TASK LIST
a) Decide whether each statement agrees with the Thai On the Beach review below, answering yes or no and quoting the words of the review that settle it: (i) The restaurant has 40 seats. (ii) The staff asks diners how they would like their food prepared. (iii) The restaurant sits on the ground floor, beneath a pizza shop.
b) Extend the Thai On the Beach review below, picking up right after its final paragraph.

Restaurant Reviews

The Spice Is Right

I have always judged a dish's quotient of spice by my father's head. Balding for as long as I can remember, my dad, who enjoys a bit of zest now and then, sports a scalp that is a veritable litmus test for chilies. Mild? He might get a little clammy. Sort of spicy? He'll wipe his forehead a few times. Downright fiery? I've seen him mop his forehead with his napkin, after which he's been known to mutter, "That's good."

Chef-owner Wannapa Eapros, who launched Thai On the Beach on North Fort Lauderdale Beach Boulevard about six months ago, should be grateful Dad didn't accompany me to her eatery. At the end of the piquant parade of authentic Thai delicacies, she would have had quite a laundry bill. No doubt Dad would have gone through a pile of linens -- every dish from the tom yum goong soup, redolent with lemon grass and kaffir lime leaves, to the rich massaman curry, was thrumming with the proper amount of chili peppers. The Thai Beach salad, in fact, featured sliced and grilled beef so exuberantly flavored with chili paste, lime juice, and onion that some of the more subdued palates in my party couldn't handle it.

Indeed, this is the first time in a while that I can recall a Thai restaurant serving fare that has not been dumbed down for American palates. Perhaps Eapros took some criticism to heart: I'd heard in the beginning that the cuisine was generally too mild. Or maybe my friends' and colleagues' taste buds were numb from past chili indulgence. Whatever. The staff won't ask how you like something prepared, so if you're spice-shy, be sure to speak up. If you're not, be sure to sit back. And get your napkin in position.

Judicious use of chili peppers is not the only reason I like Thai On the Beach, however. Located on the second floor over a darn good pizza shop (see Foodstuff), the 40-seat restaurant boasts a surprisingly pretty view of the Atlantic Ocean, through curved bay windows that line the exterior wall. The interior is casual, with warm wooden chairs and Plexiglas tabletop covers, but garnet linens descending from beneath them add a touch of elegance, and simple spotlights dropping from the ceiling lend some modernity. In other words, no kitschy souvenirs comprise (or pass for) décor.

Thai On the Beach not only has design integrity; it may be the first honestly ethnic, mom-and-pop eatery I've encountered on the former Strip. As in ever. There've been notable establishments run by chef-owners, such as Darrel Broek and Oliver Saucy's East City Grill (now located in Weston after an 18-month-or-so hiatus). But for the most part, crammed between T-shirt boutiques and belly-piercing parlors, the chain eateries have dominated and continue to be the ones that do well enough to afford the beachfront rent.

Not that I expect diners to support Eapros' endeavor out of charity or because they admire her intentions. This may be the holiday season, but I'm still a gastronomic Grinch. The only thing that reforms me (temporarily, of course) is terrific fare, solid service, big portions, and reasonable prices, all of which Thai On the Beach has in abundance.

(Data entries)
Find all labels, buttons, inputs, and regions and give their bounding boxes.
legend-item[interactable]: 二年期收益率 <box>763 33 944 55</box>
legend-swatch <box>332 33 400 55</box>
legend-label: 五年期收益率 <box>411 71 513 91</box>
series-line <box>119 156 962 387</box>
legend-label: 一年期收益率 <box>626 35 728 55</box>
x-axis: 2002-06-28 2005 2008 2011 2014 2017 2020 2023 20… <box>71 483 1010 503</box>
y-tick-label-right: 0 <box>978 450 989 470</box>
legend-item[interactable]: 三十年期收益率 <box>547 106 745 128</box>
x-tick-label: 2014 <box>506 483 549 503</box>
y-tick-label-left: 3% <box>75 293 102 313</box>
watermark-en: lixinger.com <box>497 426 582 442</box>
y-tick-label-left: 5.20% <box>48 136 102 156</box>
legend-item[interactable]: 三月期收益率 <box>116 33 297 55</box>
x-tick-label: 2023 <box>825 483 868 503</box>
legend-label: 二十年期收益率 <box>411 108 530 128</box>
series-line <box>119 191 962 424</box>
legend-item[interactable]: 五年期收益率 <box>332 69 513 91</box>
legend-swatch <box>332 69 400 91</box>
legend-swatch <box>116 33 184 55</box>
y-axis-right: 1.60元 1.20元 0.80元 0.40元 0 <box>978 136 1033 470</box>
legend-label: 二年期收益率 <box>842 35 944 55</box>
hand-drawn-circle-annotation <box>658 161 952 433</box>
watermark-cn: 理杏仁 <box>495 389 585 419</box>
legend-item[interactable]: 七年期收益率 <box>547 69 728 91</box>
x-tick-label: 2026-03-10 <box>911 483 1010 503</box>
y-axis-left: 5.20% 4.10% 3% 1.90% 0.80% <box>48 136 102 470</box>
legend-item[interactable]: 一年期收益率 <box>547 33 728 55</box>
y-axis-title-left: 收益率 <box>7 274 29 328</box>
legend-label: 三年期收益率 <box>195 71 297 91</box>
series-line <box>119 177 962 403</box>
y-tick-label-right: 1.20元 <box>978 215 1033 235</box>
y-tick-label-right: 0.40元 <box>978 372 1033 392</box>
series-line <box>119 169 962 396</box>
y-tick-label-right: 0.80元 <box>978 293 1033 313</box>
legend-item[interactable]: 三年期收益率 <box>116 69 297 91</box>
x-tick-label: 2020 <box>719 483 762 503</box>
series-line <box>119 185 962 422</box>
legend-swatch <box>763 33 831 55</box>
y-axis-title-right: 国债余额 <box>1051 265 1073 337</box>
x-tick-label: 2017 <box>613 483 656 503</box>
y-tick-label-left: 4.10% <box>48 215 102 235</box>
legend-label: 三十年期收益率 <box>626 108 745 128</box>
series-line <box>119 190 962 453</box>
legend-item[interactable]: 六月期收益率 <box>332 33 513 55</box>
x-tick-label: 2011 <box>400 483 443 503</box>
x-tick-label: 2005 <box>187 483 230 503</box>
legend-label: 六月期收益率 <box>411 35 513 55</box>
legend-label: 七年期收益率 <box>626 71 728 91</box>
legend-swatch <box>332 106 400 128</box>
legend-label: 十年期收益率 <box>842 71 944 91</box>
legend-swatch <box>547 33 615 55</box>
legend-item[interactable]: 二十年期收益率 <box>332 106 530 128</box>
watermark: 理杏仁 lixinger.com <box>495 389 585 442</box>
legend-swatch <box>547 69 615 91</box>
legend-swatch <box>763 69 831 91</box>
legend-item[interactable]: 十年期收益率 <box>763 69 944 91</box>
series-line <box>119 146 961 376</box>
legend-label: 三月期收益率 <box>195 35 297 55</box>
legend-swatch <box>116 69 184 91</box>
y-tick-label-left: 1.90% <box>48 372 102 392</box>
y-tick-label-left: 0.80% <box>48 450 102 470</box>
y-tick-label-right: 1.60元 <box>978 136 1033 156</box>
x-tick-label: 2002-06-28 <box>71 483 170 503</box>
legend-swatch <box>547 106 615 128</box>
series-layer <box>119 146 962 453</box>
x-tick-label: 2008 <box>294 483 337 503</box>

RESPONSES FOR EACH TASK
a)
(i) Yes: "the 40-seat restaurant"
(ii) No: "The staff won't ask how you like something prepared"
(iii) No: "Located on the second floor over a darn good pizza shop"

b)
In fact, it's easy to order too much. I found myself so turned on by the aggressively spicy-sweet chili sauce that coated the plump, deep-fried wings that I immediately wanted it over the crispy duck chef's specialty, a collection of crunchy-skinned, tender-fleshed, on-the-bone pieces. But that meant I would have had to forego the other options for napping the roasted half of a bird: the delicately flavored ginger sauce or the zingy basil version or the complex red, green, and Panang curry gravies.

In the end, it doesn't really matter what you do, because any of the eight sauces available can be paired with a choice of seven main ingredients, and in my experience, Eapros has yet to make a misstep with a single combination. It does make a difference, though, what you don't do. For instance, don't ignore the blackboard specialties. Here, you can glean dishes ranging from the jaw or collarbone of a large fish (salmon, say, or grouper), which offers up sweet chunks of slick meat, to lobster pad thai, the familiar noodle dish with peanuts and bean sprouts sporting a large, perfectly textured lobster tail.

Seafood addicts should make note that even combinations of different shellfish, which in lesser hands can be disproportionate and unevenly cooked, were fresh, wonderful concoctions. Seafood ladna, for instance, was a precious cargo of scallops, mussels, squid, and shrimp, winking with the emerald jewels of broccoli spears and coins of carrots, carried by a veritable ship of egg noodles. The Thai On the Beach seafood stir-fry was equally superior, toothy with crabmeat, shrimp, squid, mussels, and sea scallops, joined together with a sharp and savory garlic-ginger-pepper sauce.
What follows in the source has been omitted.